# Required work
Report all lines from the entries below in which "동시다발" appears.

# Record excerpts
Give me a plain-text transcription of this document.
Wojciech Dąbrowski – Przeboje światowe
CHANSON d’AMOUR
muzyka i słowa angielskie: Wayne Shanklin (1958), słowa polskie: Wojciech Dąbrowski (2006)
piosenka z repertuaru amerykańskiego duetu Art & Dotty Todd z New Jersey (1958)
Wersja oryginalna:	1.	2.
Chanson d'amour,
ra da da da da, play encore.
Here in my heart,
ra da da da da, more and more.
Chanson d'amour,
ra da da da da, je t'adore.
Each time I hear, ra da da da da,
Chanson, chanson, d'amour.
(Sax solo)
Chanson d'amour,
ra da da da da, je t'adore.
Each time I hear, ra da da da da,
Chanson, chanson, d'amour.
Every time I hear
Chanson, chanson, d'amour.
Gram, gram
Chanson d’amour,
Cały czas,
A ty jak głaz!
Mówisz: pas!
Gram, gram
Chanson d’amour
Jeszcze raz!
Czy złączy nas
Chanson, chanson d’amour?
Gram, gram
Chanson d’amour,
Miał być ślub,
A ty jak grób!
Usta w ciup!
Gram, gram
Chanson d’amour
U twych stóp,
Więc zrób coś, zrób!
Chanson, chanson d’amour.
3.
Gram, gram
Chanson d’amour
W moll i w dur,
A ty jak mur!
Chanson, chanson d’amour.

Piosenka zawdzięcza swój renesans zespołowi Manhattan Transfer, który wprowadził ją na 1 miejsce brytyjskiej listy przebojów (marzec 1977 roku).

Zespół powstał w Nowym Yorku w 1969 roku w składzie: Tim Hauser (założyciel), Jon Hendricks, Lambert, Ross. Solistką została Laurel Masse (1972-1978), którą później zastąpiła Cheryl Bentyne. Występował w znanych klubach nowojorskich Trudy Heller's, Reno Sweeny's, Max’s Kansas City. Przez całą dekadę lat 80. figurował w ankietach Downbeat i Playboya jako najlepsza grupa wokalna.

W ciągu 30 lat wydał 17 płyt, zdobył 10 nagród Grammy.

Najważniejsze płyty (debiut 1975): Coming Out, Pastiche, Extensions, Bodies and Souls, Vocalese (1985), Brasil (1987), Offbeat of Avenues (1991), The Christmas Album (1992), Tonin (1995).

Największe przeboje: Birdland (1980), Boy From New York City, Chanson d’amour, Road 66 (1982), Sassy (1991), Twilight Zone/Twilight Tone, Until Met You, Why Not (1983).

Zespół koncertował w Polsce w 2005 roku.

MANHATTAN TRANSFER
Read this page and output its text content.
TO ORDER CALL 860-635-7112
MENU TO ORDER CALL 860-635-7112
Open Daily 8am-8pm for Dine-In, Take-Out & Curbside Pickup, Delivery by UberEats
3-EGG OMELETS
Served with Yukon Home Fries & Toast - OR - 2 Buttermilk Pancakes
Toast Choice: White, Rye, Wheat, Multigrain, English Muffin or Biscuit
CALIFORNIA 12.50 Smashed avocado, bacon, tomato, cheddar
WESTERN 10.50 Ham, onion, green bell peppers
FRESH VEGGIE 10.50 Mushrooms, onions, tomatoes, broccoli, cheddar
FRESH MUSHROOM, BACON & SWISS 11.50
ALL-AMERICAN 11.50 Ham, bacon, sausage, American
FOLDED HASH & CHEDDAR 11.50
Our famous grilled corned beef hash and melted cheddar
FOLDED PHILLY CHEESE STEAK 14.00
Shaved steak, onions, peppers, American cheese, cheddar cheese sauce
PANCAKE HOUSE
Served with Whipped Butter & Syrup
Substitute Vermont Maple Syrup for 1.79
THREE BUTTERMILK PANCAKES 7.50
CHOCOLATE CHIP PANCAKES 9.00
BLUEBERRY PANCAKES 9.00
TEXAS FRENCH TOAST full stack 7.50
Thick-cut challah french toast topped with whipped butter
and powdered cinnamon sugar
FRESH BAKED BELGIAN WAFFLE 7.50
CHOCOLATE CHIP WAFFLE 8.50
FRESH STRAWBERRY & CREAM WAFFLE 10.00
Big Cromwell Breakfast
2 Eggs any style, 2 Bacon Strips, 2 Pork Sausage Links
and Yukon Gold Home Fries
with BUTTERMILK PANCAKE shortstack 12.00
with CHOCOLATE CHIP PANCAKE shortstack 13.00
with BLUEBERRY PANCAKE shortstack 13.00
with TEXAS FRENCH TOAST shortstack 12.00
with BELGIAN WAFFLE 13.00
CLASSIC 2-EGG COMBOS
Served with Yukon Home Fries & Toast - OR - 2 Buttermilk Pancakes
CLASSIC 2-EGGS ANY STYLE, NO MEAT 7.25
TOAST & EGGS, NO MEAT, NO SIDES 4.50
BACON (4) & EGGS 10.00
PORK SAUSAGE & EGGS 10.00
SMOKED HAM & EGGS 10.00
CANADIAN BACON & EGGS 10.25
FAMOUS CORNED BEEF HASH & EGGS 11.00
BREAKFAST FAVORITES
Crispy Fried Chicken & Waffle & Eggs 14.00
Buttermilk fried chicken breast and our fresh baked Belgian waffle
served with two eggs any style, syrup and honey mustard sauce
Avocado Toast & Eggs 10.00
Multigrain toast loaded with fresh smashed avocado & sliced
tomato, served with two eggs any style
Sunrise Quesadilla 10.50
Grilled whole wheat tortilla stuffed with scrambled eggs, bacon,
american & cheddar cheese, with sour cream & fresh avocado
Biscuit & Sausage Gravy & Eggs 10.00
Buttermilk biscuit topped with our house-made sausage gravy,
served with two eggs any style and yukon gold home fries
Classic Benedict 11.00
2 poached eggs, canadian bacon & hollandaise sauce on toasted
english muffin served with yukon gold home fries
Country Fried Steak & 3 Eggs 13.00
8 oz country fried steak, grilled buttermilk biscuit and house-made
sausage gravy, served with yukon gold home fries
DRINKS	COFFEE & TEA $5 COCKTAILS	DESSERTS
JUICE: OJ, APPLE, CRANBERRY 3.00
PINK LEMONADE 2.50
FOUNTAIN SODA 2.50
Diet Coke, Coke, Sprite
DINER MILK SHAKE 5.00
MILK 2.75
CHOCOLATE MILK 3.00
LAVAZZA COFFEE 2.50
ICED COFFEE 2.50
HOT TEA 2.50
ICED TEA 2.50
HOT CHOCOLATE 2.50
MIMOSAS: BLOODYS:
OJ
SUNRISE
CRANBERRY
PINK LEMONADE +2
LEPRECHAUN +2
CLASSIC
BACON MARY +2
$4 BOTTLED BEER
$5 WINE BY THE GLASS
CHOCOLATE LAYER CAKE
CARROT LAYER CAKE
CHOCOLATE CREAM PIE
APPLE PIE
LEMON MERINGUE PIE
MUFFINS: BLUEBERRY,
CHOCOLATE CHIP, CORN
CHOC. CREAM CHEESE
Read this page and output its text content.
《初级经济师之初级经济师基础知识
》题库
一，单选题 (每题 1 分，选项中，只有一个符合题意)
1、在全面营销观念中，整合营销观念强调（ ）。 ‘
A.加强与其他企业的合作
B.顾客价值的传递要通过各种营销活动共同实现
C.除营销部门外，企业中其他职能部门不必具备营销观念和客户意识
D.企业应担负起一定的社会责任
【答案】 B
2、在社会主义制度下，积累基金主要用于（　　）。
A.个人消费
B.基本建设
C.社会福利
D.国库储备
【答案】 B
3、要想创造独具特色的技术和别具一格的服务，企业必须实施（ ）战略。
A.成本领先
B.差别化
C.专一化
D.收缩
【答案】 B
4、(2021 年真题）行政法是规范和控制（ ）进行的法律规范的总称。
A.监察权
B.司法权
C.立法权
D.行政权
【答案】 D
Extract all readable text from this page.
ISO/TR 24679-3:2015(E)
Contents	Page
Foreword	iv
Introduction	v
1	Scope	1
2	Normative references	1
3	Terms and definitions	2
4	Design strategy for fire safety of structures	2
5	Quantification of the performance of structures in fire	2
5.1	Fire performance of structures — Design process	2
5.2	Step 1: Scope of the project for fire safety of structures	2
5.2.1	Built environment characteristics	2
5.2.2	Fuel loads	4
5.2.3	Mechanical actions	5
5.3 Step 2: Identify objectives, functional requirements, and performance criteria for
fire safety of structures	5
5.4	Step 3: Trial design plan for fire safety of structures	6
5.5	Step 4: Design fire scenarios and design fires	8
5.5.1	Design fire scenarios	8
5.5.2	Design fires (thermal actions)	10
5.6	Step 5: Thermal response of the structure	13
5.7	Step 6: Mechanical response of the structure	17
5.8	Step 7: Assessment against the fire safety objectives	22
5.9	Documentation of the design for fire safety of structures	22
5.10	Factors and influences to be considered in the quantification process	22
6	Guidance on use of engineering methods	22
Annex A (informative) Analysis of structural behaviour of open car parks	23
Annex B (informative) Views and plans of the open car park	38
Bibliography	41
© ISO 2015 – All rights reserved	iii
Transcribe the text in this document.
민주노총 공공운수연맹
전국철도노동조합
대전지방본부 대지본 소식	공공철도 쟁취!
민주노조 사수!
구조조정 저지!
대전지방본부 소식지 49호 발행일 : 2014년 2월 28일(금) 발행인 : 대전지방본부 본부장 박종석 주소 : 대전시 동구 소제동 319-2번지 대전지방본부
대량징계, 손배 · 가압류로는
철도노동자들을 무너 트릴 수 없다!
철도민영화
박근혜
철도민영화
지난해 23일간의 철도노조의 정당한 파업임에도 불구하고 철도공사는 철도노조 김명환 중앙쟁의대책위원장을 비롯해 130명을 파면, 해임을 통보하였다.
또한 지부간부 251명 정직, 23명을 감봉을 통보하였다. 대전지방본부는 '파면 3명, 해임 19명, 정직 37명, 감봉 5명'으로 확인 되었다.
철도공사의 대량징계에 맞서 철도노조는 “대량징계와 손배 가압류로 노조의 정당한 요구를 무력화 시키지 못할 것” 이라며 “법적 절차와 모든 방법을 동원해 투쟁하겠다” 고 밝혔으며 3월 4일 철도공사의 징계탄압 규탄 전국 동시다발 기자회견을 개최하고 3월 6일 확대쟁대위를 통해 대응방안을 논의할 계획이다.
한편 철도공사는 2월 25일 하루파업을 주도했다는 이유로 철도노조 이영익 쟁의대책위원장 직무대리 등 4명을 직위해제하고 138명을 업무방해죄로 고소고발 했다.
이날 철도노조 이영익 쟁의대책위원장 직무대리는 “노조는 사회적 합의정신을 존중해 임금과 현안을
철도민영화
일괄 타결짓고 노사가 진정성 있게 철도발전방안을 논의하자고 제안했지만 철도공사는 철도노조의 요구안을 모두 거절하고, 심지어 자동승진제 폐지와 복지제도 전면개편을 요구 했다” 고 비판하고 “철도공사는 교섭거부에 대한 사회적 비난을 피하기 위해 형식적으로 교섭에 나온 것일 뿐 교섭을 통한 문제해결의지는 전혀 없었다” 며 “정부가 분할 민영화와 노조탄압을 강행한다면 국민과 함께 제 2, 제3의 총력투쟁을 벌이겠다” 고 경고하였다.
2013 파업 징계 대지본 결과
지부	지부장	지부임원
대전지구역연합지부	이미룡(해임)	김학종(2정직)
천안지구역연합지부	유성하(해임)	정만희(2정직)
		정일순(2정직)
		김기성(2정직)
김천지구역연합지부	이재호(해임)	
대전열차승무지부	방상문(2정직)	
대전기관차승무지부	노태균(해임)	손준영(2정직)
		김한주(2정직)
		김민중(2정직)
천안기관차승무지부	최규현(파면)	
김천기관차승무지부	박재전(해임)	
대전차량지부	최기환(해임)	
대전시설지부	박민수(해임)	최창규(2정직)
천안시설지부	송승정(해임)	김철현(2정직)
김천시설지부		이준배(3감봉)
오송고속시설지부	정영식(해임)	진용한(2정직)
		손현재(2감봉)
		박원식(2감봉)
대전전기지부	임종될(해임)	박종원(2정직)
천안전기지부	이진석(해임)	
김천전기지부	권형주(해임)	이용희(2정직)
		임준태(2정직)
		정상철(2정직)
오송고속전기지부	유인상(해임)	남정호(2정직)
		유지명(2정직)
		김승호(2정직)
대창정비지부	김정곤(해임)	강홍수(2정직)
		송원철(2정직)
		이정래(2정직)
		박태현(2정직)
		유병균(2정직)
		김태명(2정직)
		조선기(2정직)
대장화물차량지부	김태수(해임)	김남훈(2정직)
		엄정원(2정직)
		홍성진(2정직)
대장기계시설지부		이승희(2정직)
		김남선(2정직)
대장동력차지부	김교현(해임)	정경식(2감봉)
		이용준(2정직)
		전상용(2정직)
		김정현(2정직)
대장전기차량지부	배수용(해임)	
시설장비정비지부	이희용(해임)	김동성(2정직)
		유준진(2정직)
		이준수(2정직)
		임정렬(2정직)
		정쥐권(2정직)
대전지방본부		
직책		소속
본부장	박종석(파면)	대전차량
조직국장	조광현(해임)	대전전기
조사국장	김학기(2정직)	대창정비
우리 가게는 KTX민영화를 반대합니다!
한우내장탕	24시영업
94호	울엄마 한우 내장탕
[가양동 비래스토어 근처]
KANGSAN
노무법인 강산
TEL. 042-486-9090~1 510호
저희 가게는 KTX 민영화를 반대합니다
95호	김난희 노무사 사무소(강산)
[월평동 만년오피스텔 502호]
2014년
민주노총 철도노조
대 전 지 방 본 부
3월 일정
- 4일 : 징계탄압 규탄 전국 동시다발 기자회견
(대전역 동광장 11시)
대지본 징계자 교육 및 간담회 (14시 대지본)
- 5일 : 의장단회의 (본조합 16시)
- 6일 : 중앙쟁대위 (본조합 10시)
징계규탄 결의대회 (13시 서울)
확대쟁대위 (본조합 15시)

# Correct answer
철도공사의 대량징계에 맞서 철도노조는 “대량징계와 손배 가압류로 노조의 정당한 요구를 무력화 시키지 못할 것” 이라며 “법적 절차와 모든 방법을 동원해 투쟁하겠다” 고 밝혔으며 3월 4일 철도공사의 징계탄압 규탄 전국 동시다발 기자회견을 개최하고 3월 6일 확대쟁대위를 통해 대응방안을 논의할 계획이다.
- 4일 : 징계탄압 규탄 전국 동시다발 기자회견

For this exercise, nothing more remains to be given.